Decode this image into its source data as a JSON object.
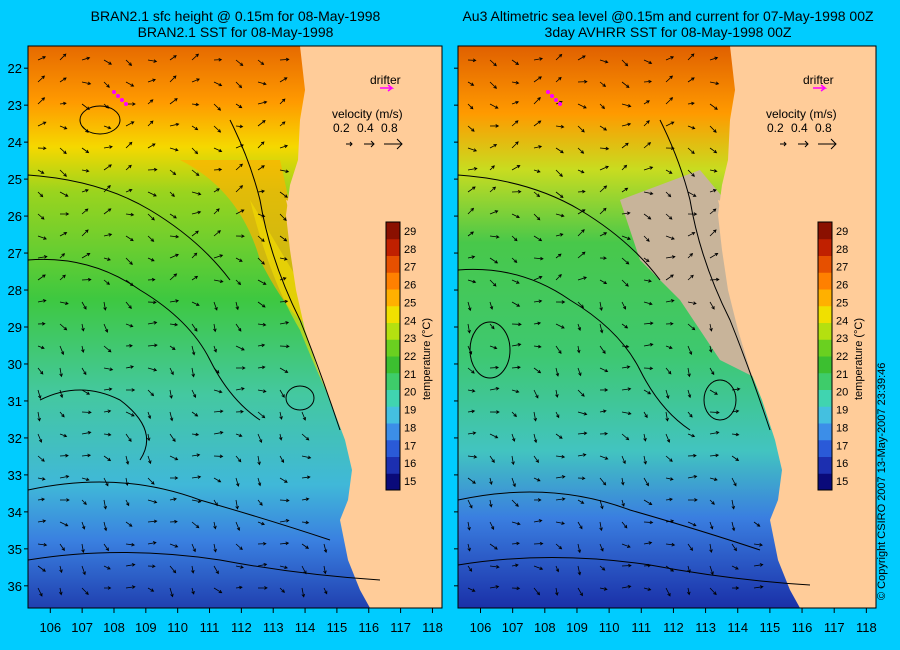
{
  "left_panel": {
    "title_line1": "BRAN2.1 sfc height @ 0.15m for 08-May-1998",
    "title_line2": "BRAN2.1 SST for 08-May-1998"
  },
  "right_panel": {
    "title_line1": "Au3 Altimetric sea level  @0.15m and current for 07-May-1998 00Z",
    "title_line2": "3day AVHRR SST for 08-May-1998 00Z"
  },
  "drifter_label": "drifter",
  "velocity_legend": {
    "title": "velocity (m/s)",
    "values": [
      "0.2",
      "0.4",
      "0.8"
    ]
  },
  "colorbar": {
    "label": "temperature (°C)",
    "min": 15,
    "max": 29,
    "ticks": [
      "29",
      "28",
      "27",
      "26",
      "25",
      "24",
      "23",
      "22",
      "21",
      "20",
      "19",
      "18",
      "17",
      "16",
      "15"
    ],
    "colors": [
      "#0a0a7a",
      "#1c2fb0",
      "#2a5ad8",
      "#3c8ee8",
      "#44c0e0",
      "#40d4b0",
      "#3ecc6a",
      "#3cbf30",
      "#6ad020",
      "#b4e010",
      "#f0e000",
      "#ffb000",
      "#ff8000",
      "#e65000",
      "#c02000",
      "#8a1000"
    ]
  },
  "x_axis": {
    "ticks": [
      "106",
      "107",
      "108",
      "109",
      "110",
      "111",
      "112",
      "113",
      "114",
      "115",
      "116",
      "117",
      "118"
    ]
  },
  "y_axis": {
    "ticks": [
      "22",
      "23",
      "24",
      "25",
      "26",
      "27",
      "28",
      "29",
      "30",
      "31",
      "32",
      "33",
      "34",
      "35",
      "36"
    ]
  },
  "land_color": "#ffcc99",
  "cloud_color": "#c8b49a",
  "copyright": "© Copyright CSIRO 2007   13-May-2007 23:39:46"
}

...

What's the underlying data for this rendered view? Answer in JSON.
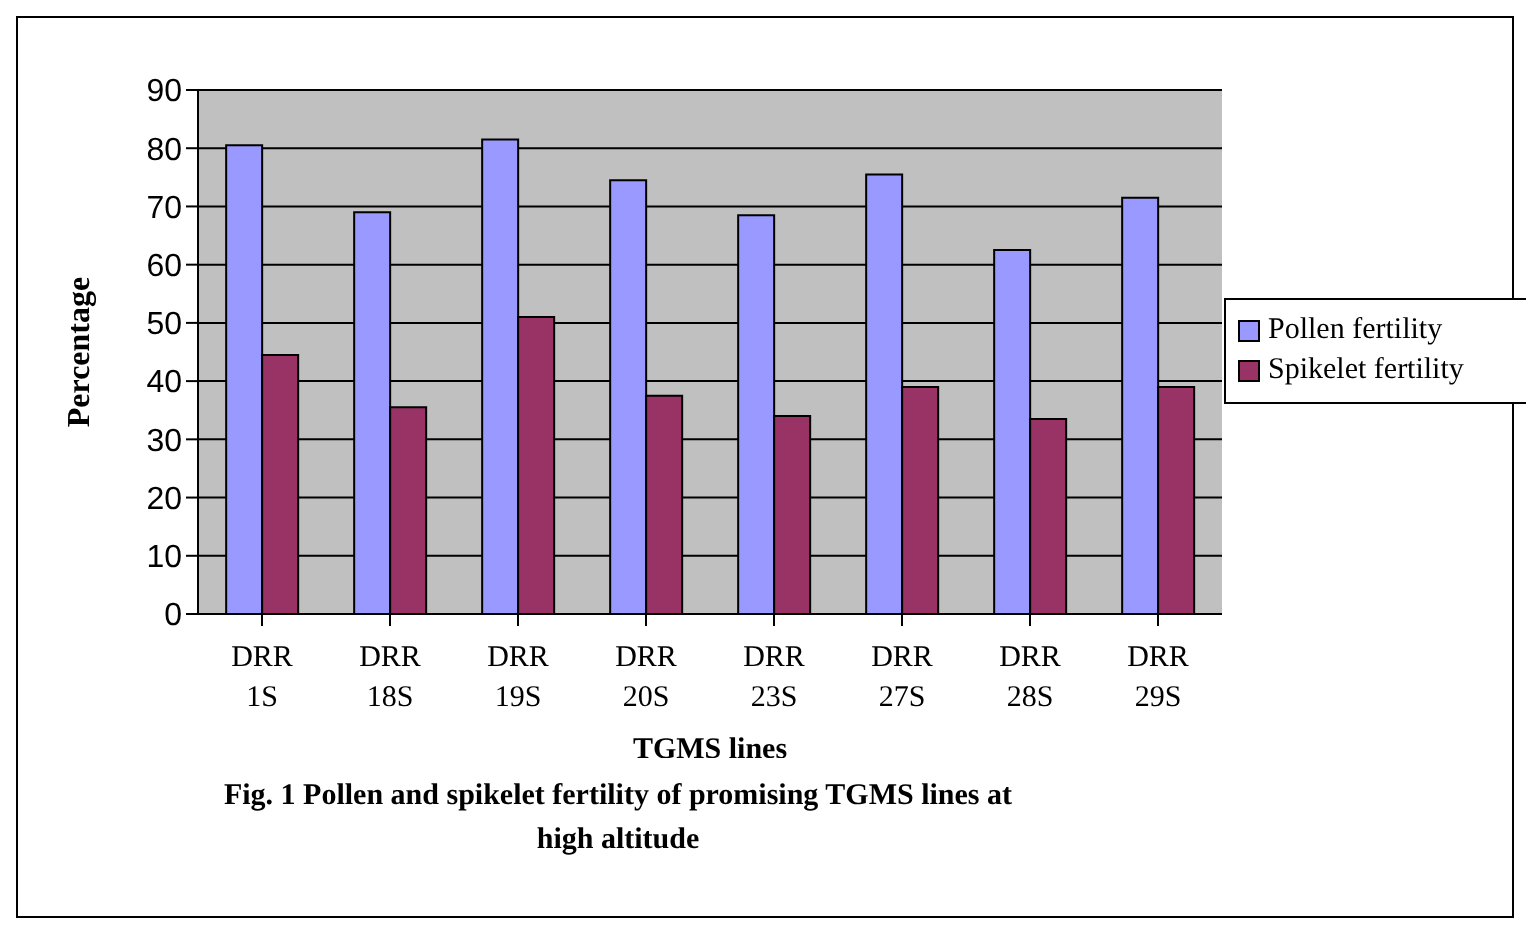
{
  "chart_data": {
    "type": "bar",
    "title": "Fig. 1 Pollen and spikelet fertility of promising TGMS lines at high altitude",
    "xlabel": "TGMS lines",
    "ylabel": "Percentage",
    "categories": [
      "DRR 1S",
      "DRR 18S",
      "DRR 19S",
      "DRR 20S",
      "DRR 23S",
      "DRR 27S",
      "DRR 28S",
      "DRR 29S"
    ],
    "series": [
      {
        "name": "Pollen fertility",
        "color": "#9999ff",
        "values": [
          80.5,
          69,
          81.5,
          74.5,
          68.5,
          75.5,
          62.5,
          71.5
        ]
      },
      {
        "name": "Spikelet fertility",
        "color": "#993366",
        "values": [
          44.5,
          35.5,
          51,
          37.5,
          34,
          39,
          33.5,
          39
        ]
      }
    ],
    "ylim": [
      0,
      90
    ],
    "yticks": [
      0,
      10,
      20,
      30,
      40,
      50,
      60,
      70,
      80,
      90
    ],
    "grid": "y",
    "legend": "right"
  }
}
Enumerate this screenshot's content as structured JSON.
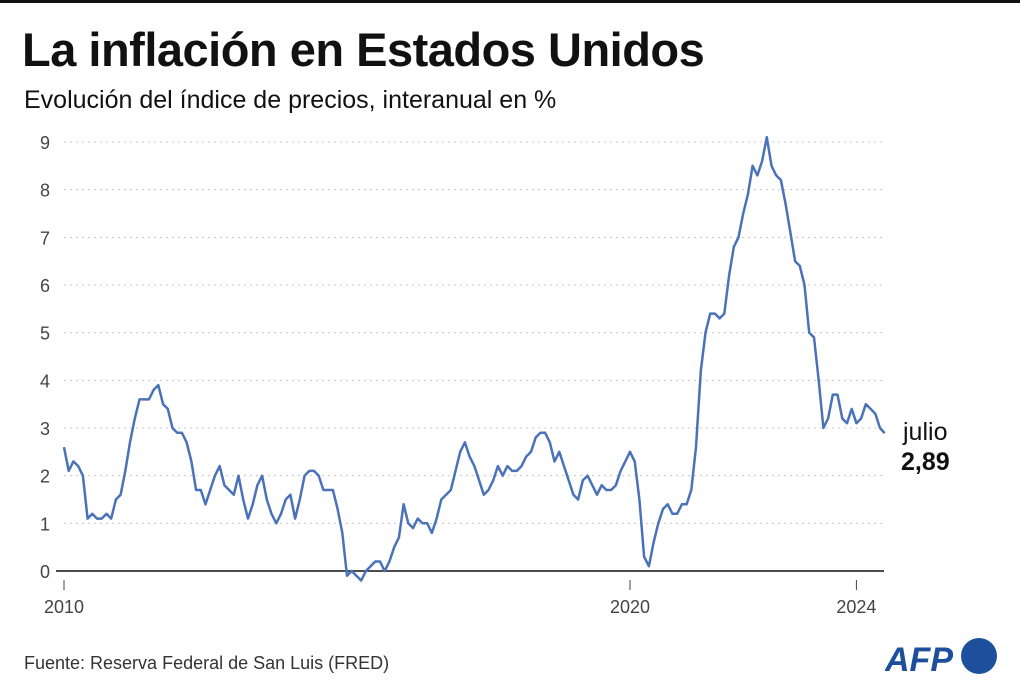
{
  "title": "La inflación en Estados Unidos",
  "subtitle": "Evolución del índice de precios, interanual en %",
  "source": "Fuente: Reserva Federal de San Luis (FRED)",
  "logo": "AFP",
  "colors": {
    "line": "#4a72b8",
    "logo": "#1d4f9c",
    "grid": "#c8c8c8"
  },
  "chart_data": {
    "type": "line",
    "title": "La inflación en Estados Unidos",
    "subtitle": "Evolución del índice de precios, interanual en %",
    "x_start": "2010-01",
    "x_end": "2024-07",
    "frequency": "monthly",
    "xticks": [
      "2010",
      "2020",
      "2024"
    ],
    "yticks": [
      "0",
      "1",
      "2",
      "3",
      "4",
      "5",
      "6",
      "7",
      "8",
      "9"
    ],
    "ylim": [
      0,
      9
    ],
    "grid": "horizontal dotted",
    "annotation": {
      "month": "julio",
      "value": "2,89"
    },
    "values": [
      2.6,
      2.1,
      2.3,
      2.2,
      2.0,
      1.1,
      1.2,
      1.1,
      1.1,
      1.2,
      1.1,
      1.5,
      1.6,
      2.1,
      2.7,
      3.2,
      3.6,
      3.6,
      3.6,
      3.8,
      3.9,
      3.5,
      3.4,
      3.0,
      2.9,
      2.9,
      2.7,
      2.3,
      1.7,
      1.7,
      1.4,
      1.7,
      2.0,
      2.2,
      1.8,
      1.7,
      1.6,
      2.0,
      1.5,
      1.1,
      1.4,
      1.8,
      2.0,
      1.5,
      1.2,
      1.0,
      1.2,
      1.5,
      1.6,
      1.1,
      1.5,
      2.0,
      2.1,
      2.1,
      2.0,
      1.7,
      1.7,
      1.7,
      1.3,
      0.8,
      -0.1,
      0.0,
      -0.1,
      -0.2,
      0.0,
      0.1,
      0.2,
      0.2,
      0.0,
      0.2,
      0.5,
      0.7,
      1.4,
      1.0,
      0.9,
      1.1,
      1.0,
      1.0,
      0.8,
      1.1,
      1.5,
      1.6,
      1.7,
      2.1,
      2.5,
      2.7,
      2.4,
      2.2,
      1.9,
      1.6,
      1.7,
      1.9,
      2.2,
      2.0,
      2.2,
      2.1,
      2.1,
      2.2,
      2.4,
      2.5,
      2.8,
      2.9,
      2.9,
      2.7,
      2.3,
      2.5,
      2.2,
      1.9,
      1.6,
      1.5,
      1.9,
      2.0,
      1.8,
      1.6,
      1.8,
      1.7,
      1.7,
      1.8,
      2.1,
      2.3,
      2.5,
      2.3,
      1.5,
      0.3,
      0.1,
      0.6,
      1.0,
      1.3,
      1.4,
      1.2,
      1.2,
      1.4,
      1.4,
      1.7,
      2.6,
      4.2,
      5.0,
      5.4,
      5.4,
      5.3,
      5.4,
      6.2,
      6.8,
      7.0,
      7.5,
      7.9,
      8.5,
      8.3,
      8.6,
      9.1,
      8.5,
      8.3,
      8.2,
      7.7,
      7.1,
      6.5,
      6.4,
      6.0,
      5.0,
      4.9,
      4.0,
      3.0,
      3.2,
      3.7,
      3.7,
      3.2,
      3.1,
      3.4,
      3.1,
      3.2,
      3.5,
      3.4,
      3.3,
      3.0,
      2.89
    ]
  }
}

==

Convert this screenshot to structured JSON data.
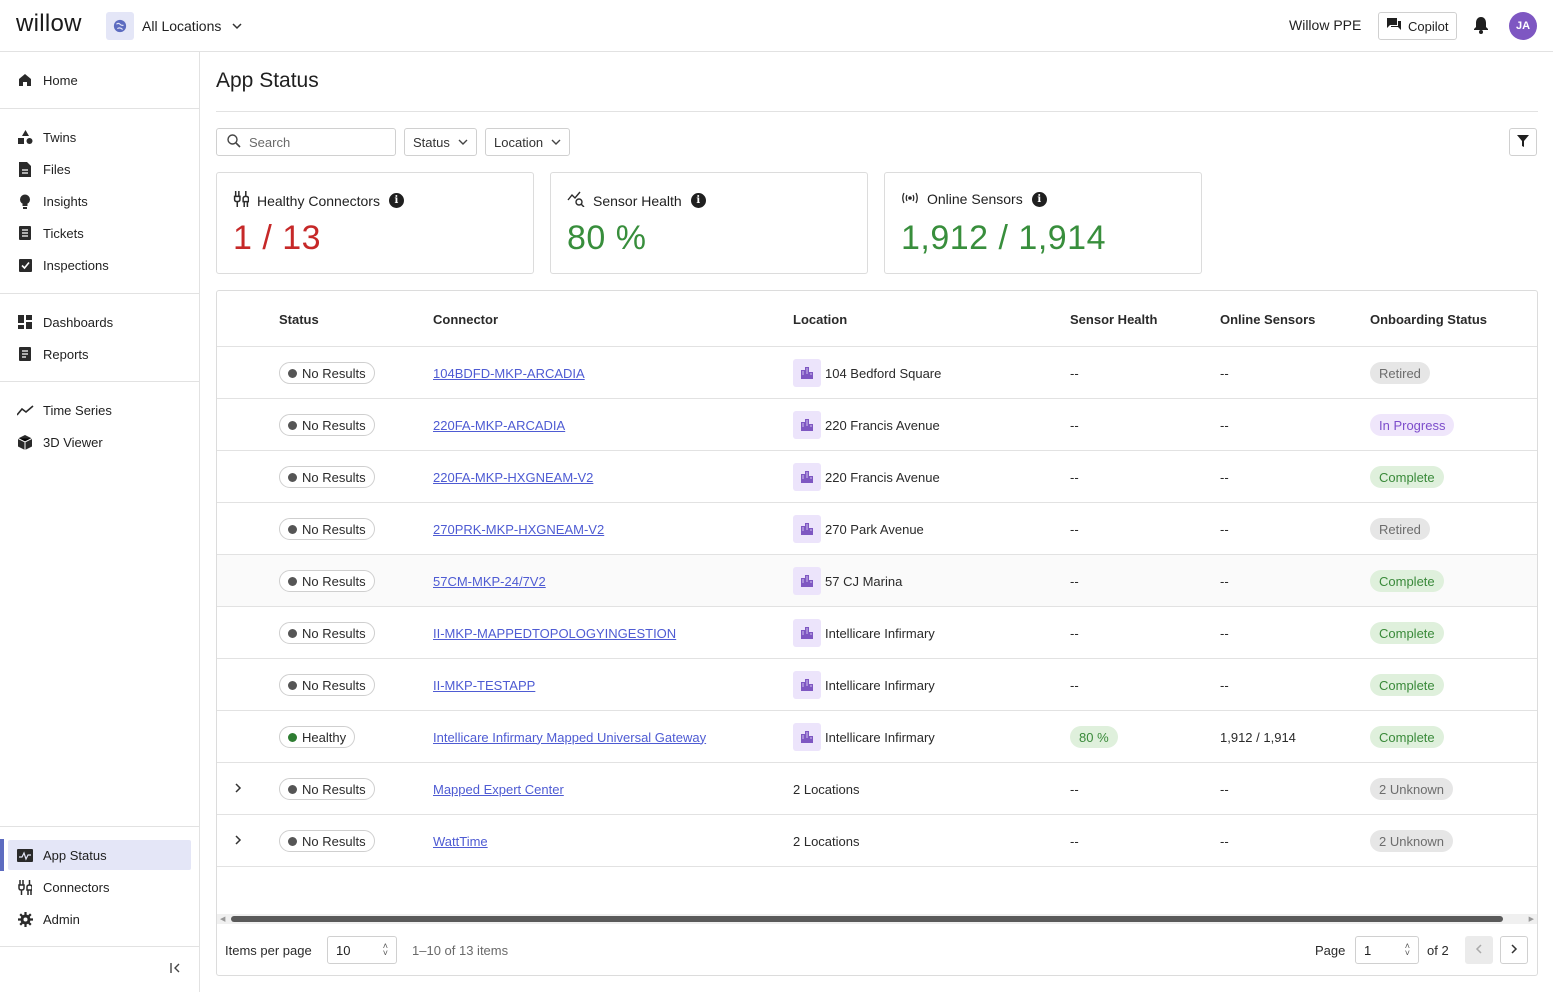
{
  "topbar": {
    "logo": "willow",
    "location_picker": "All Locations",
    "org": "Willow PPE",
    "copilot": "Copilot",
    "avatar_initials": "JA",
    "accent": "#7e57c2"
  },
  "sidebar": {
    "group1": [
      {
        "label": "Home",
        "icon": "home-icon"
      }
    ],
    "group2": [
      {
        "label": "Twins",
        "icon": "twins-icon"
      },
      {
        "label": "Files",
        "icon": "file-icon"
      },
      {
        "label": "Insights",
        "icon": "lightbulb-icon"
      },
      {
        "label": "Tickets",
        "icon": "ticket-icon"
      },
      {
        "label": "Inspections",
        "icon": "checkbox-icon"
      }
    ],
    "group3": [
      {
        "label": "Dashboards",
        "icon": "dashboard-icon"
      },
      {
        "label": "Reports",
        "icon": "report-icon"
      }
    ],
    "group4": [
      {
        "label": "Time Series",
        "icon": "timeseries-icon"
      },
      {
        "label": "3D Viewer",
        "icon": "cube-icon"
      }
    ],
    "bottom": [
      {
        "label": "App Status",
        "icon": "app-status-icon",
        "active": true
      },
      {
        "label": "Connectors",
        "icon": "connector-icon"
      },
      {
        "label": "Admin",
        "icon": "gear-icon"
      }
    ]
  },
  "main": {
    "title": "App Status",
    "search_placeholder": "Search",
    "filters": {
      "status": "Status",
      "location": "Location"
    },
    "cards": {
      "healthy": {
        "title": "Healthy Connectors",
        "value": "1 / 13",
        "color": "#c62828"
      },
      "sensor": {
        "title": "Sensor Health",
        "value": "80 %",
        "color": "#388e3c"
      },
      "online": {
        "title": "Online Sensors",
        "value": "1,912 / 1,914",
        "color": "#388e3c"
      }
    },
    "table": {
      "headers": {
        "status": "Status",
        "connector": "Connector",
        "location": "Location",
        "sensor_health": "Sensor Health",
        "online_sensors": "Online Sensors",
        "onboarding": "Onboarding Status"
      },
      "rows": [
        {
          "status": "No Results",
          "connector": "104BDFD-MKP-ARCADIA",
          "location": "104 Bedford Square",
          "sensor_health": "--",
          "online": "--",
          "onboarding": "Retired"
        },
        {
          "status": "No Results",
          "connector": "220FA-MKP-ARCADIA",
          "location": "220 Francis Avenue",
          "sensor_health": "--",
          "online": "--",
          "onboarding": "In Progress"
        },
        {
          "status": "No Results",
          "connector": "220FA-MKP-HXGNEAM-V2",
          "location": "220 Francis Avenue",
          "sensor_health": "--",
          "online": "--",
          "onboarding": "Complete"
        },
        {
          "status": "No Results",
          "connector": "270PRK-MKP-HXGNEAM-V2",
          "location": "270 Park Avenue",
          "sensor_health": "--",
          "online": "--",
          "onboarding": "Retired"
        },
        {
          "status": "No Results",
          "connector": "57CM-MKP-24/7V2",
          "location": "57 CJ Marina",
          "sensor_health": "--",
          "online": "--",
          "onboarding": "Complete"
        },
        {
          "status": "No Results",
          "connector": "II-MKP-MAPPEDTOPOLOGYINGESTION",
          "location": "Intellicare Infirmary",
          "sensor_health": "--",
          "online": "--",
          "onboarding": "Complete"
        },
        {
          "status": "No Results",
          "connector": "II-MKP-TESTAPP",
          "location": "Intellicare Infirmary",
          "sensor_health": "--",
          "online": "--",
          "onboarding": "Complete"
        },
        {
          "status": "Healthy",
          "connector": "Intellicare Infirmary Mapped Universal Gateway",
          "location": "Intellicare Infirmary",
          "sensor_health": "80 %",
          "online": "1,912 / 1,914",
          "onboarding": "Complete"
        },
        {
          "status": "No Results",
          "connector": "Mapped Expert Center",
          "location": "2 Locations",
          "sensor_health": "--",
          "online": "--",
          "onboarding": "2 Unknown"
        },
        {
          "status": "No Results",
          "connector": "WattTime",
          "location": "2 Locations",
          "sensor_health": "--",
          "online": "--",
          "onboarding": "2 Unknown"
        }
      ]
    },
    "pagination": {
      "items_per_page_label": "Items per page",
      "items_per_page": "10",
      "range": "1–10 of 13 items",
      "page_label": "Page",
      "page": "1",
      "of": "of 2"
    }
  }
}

### Problem to work on
Extract every line above that contains the word "interanual".

### Response below
  "subtitle": "Evolución del índice de precios, interanual en %",
    "subtitle": "Evolución del índice de precios, interanual en %",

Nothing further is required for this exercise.